> What is expected
Transcribe the data in full and exactly, omitting any pictures.

> Input records
※ ※ ※

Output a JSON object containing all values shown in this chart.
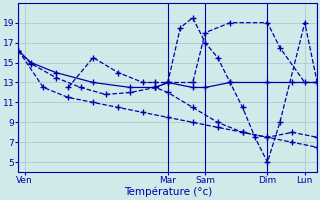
{
  "xlabel": "Température (°c)",
  "bg_color": "#d0eaea",
  "grid_color": "#a0c8c8",
  "line_color": "#0000aa",
  "xlim": [
    0,
    144
  ],
  "ylim": [
    4,
    21
  ],
  "yticks": [
    5,
    7,
    9,
    11,
    13,
    15,
    17,
    19
  ],
  "ytick_labels": [
    "5",
    "7",
    "9",
    "11",
    "13",
    "15",
    "17",
    "19"
  ],
  "vlines": [
    0,
    72,
    90,
    120,
    144
  ],
  "xtick_pos": [
    3,
    72,
    90,
    120,
    138
  ],
  "xtick_labels": [
    "Ven",
    "Mar",
    "Sam",
    "Dim",
    "Lun"
  ],
  "series": [
    {
      "x": [
        0,
        6,
        18,
        36,
        54,
        66,
        72,
        84,
        90,
        102,
        120,
        132,
        144
      ],
      "y": [
        16.2,
        15.0,
        14.0,
        13.0,
        12.5,
        12.5,
        13.0,
        12.5,
        12.5,
        13.0,
        13.0,
        13.0,
        13.0
      ],
      "solid": true
    },
    {
      "x": [
        0,
        6,
        18,
        30,
        42,
        54,
        66,
        72,
        84,
        96,
        108,
        120,
        132,
        144
      ],
      "y": [
        16.2,
        14.9,
        13.5,
        12.5,
        11.8,
        12.0,
        12.5,
        12.0,
        10.5,
        9.0,
        8.0,
        7.5,
        8.0,
        7.5
      ],
      "solid": false
    },
    {
      "x": [
        0,
        12,
        24,
        36,
        48,
        60,
        72,
        84,
        96,
        108,
        120,
        132,
        144
      ],
      "y": [
        16.2,
        12.5,
        11.5,
        11.0,
        10.5,
        10.0,
        9.5,
        9.0,
        8.5,
        8.0,
        7.5,
        7.0,
        6.5
      ],
      "solid": false
    },
    {
      "x": [
        24,
        36,
        48,
        60,
        66,
        72,
        78,
        84,
        90,
        96,
        102,
        108,
        114,
        120,
        126,
        138,
        144
      ],
      "y": [
        12.5,
        15.5,
        14.0,
        13.0,
        13.0,
        13.0,
        18.5,
        19.5,
        17.0,
        15.5,
        13.0,
        10.5,
        7.5,
        5.0,
        9.0,
        19.0,
        13.0
      ],
      "solid": false
    },
    {
      "x": [
        66,
        72,
        84,
        90,
        102,
        120,
        126,
        138,
        144
      ],
      "y": [
        12.5,
        13.0,
        13.0,
        18.0,
        19.0,
        19.0,
        16.5,
        13.0,
        13.0
      ],
      "solid": false
    }
  ]
}
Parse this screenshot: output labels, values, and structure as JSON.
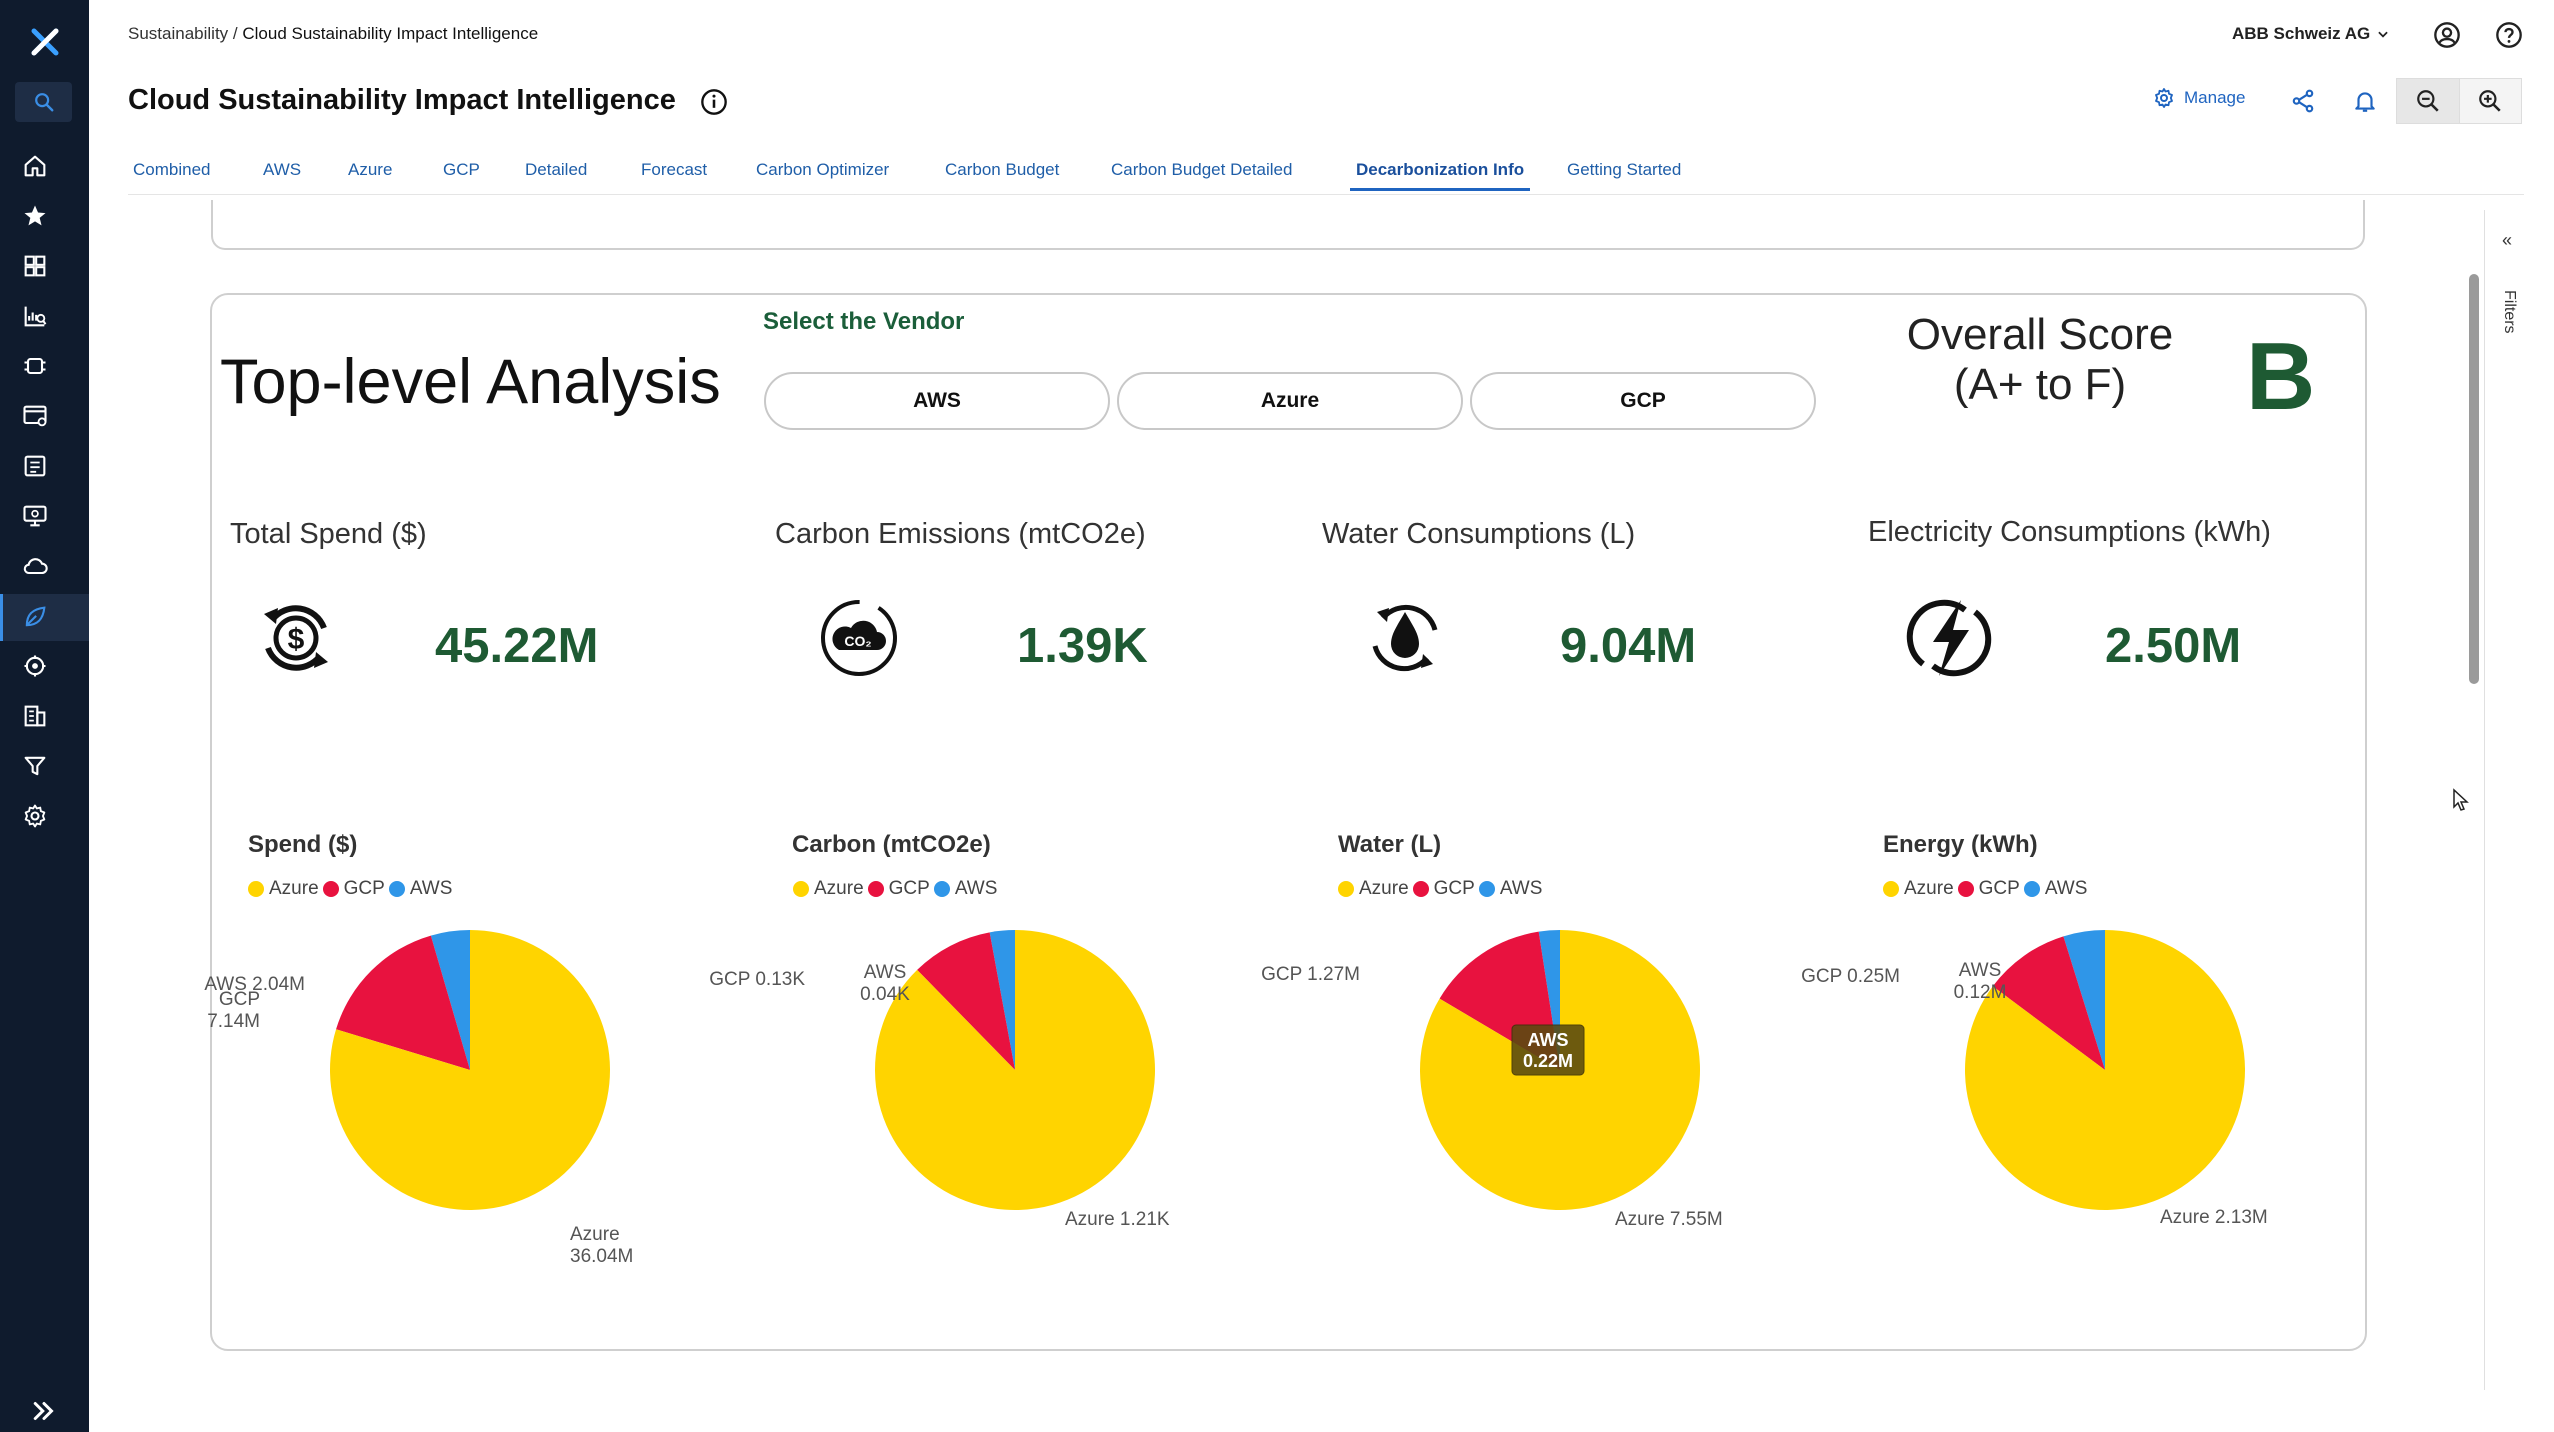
{
  "breadcrumb": {
    "parent": "Sustainability",
    "separator": "/",
    "current": "Cloud Sustainability Impact Intelligence"
  },
  "header": {
    "title": "Cloud Sustainability Impact Intelligence",
    "org": "ABB Schweiz AG",
    "manage_label": "Manage"
  },
  "tabs": [
    {
      "label": "Combined"
    },
    {
      "label": "AWS"
    },
    {
      "label": "Azure"
    },
    {
      "label": "GCP"
    },
    {
      "label": "Detailed"
    },
    {
      "label": "Forecast"
    },
    {
      "label": "Carbon Optimizer"
    },
    {
      "label": "Carbon Budget"
    },
    {
      "label": "Carbon Budget Detailed"
    },
    {
      "label": "Decarbonization Info",
      "active": true
    },
    {
      "label": "Getting Started"
    }
  ],
  "analysis": {
    "title": "Top-level Analysis",
    "vendor_label": "Select the Vendor",
    "vendors": [
      "AWS",
      "Azure",
      "GCP"
    ],
    "score_title_line1": "Overall Score",
    "score_title_line2": "(A+ to F)",
    "score": "B"
  },
  "kpis": [
    {
      "title": "Total Spend ($)",
      "value": "45.22M",
      "icon": "dollar-cycle-icon"
    },
    {
      "title": "Carbon Emissions (mtCO2e)",
      "value": "1.39K",
      "icon": "co2-cloud-icon"
    },
    {
      "title": "Water Consumptions (L)",
      "value": "9.04M",
      "icon": "water-drop-icon"
    },
    {
      "title": "Electricity Consumptions (kWh)",
      "value": "2.50M",
      "icon": "lightning-icon"
    }
  ],
  "legend": [
    {
      "name": "Azure",
      "color": "#FFD400"
    },
    {
      "name": "GCP",
      "color": "#E8123F"
    },
    {
      "name": "AWS",
      "color": "#2F96E8"
    }
  ],
  "colors": {
    "azure": "#FFD400",
    "gcp": "#E8123F",
    "aws": "#2F96E8",
    "accent": "#1F64C0",
    "kpi_green": "#1E5A33"
  },
  "sidebar": {
    "icons": [
      "logo-icon",
      "search-icon",
      "home-icon",
      "star-icon",
      "dashboard-icon",
      "analytics-icon",
      "integration-icon",
      "billing-icon",
      "reports-icon",
      "monitor-icon",
      "cloud-icon",
      "leaf-icon",
      "ai-icon",
      "building-icon",
      "funnel-icon",
      "settings-icon",
      "expand-icon"
    ]
  },
  "filters_label": "Filters",
  "chart_data": [
    {
      "type": "pie",
      "title": "Spend ($)",
      "categories": [
        "Azure",
        "GCP",
        "AWS"
      ],
      "values": [
        36.04,
        7.14,
        2.04
      ],
      "labels": [
        "Azure\n36.04M",
        "GCP\n7.14M",
        "AWS 2.04M"
      ]
    },
    {
      "type": "pie",
      "title": "Carbon (mtCO2e)",
      "categories": [
        "Azure",
        "GCP",
        "AWS"
      ],
      "values": [
        1.21,
        0.13,
        0.04
      ],
      "labels": [
        "Azure 1.21K",
        "GCP 0.13K",
        "AWS\n0.04K"
      ]
    },
    {
      "type": "pie",
      "title": "Water (L)",
      "categories": [
        "Azure",
        "GCP",
        "AWS"
      ],
      "values": [
        7.55,
        1.27,
        0.22
      ],
      "labels": [
        "Azure 7.55M",
        "GCP 1.27M",
        "AWS\n0.22M"
      ],
      "tooltip": {
        "series": "AWS",
        "value": "0.22M"
      }
    },
    {
      "type": "pie",
      "title": "Energy (kWh)",
      "categories": [
        "Azure",
        "GCP",
        "AWS"
      ],
      "values": [
        2.13,
        0.25,
        0.12
      ],
      "labels": [
        "Azure 2.13M",
        "GCP 0.25M",
        "AWS\n0.12M"
      ]
    }
  ]
}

※ ※ ※

> Expected answer
Output a JSON object containing all values shown in this chart.
{
  "xlabel": "Température (°c)",
  "bg_color": "#d0eaea",
  "grid_color": "#a0c8c8",
  "line_color": "#0000aa",
  "xlim": [
    0,
    144
  ],
  "ylim": [
    4,
    21
  ],
  "yticks": [
    5,
    7,
    9,
    11,
    13,
    15,
    17,
    19
  ],
  "ytick_labels": [
    "5",
    "7",
    "9",
    "11",
    "13",
    "15",
    "17",
    "19"
  ],
  "vlines": [
    0,
    72,
    90,
    120,
    144
  ],
  "xtick_pos": [
    3,
    72,
    90,
    120,
    138
  ],
  "xtick_labels": [
    "Ven",
    "Mar",
    "Sam",
    "Dim",
    "Lun"
  ],
  "series": [
    {
      "x": [
        0,
        6,
        18,
        36,
        54,
        66,
        72,
        84,
        90,
        102,
        120,
        132,
        144
      ],
      "y": [
        16.2,
        15.0,
        14.0,
        13.0,
        12.5,
        12.5,
        13.0,
        12.5,
        12.5,
        13.0,
        13.0,
        13.0,
        13.0
      ],
      "solid": true
    },
    {
      "x": [
        0,
        6,
        18,
        30,
        42,
        54,
        66,
        72,
        84,
        96,
        108,
        120,
        132,
        144
      ],
      "y": [
        16.2,
        14.9,
        13.5,
        12.5,
        11.8,
        12.0,
        12.5,
        12.0,
        10.5,
        9.0,
        8.0,
        7.5,
        8.0,
        7.5
      ],
      "solid": false
    },
    {
      "x": [
        0,
        12,
        24,
        36,
        48,
        60,
        72,
        84,
        96,
        108,
        120,
        132,
        144
      ],
      "y": [
        16.2,
        12.5,
        11.5,
        11.0,
        10.5,
        10.0,
        9.5,
        9.0,
        8.5,
        8.0,
        7.5,
        7.0,
        6.5
      ],
      "solid": false
    },
    {
      "x": [
        24,
        36,
        48,
        60,
        66,
        72,
        78,
        84,
        90,
        96,
        102,
        108,
        114,
        120,
        126,
        138,
        144
      ],
      "y": [
        12.5,
        15.5,
        14.0,
        13.0,
        13.0,
        13.0,
        18.5,
        19.5,
        17.0,
        15.5,
        13.0,
        10.5,
        7.5,
        5.0,
        9.0,
        19.0,
        13.0
      ],
      "solid": false
    },
    {
      "x": [
        66,
        72,
        84,
        90,
        102,
        120,
        126,
        138,
        144
      ],
      "y": [
        12.5,
        13.0,
        13.0,
        18.0,
        19.0,
        19.0,
        16.5,
        13.0,
        13.0
      ],
      "solid": false
    }
  ]
}
Parse this screenshot: output labels, values, and structure as JSON.
{
  "breadcrumb": {
    "parent": "Sustainability",
    "separator": "/",
    "current": "Cloud Sustainability Impact Intelligence"
  },
  "header": {
    "title": "Cloud Sustainability Impact Intelligence",
    "org": "ABB Schweiz AG",
    "manage_label": "Manage"
  },
  "tabs": [
    {
      "label": "Combined"
    },
    {
      "label": "AWS"
    },
    {
      "label": "Azure"
    },
    {
      "label": "GCP"
    },
    {
      "label": "Detailed"
    },
    {
      "label": "Forecast"
    },
    {
      "label": "Carbon Optimizer"
    },
    {
      "label": "Carbon Budget"
    },
    {
      "label": "Carbon Budget Detailed"
    },
    {
      "label": "Decarbonization Info",
      "active": true
    },
    {
      "label": "Getting Started"
    }
  ],
  "analysis": {
    "title": "Top-level Analysis",
    "vendor_label": "Select the Vendor",
    "vendors": [
      "AWS",
      "Azure",
      "GCP"
    ],
    "score_title_line1": "Overall Score",
    "score_title_line2": "(A+ to F)",
    "score": "B"
  },
  "kpis": [
    {
      "title": "Total Spend ($)",
      "value": "45.22M",
      "icon": "dollar-cycle-icon"
    },
    {
      "title": "Carbon Emissions (mtCO2e)",
      "value": "1.39K",
      "icon": "co2-cloud-icon"
    },
    {
      "title": "Water Consumptions (L)",
      "value": "9.04M",
      "icon": "water-drop-icon"
    },
    {
      "title": "Electricity Consumptions (kWh)",
      "value": "2.50M",
      "icon": "lightning-icon"
    }
  ],
  "legend": [
    {
      "name": "Azure",
      "color": "#FFD400"
    },
    {
      "name": "GCP",
      "color": "#E8123F"
    },
    {
      "name": "AWS",
      "color": "#2F96E8"
    }
  ],
  "colors": {
    "azure": "#FFD400",
    "gcp": "#E8123F",
    "aws": "#2F96E8",
    "accent": "#1F64C0",
    "kpi_green": "#1E5A33"
  },
  "sidebar": {
    "icons": [
      "logo-icon",
      "search-icon",
      "home-icon",
      "star-icon",
      "dashboard-icon",
      "analytics-icon",
      "integration-icon",
      "billing-icon",
      "reports-icon",
      "monitor-icon",
      "cloud-icon",
      "leaf-icon",
      "ai-icon",
      "building-icon",
      "funnel-icon",
      "settings-icon",
      "expand-icon"
    ]
  },
  "filters_label": "Filters",
  "chart_data": [
    {
      "type": "pie",
      "title": "Spend ($)",
      "categories": [
        "Azure",
        "GCP",
        "AWS"
      ],
      "values": [
        36.04,
        7.14,
        2.04
      ],
      "labels": [
        "Azure\n36.04M",
        "GCP\n7.14M",
        "AWS 2.04M"
      ]
    },
    {
      "type": "pie",
      "title": "Carbon (mtCO2e)",
      "categories": [
        "Azure",
        "GCP",
        "AWS"
      ],
      "values": [
        1.21,
        0.13,
        0.04
      ],
      "labels": [
        "Azure 1.21K",
        "GCP 0.13K",
        "AWS\n0.04K"
      ]
    },
    {
      "type": "pie",
      "title": "Water (L)",
      "categories": [
        "Azure",
        "GCP",
        "AWS"
      ],
      "values": [
        7.55,
        1.27,
        0.22
      ],
      "labels": [
        "Azure 7.55M",
        "GCP 1.27M",
        "AWS\n0.22M"
      ],
      "tooltip": {
        "series": "AWS",
        "value": "0.22M"
      }
    },
    {
      "type": "pie",
      "title": "Energy (kWh)",
      "categories": [
        "Azure",
        "GCP",
        "AWS"
      ],
      "values": [
        2.13,
        0.25,
        0.12
      ],
      "labels": [
        "Azure 2.13M",
        "GCP 0.25M",
        "AWS\n0.12M"
      ]
    }
  ]
}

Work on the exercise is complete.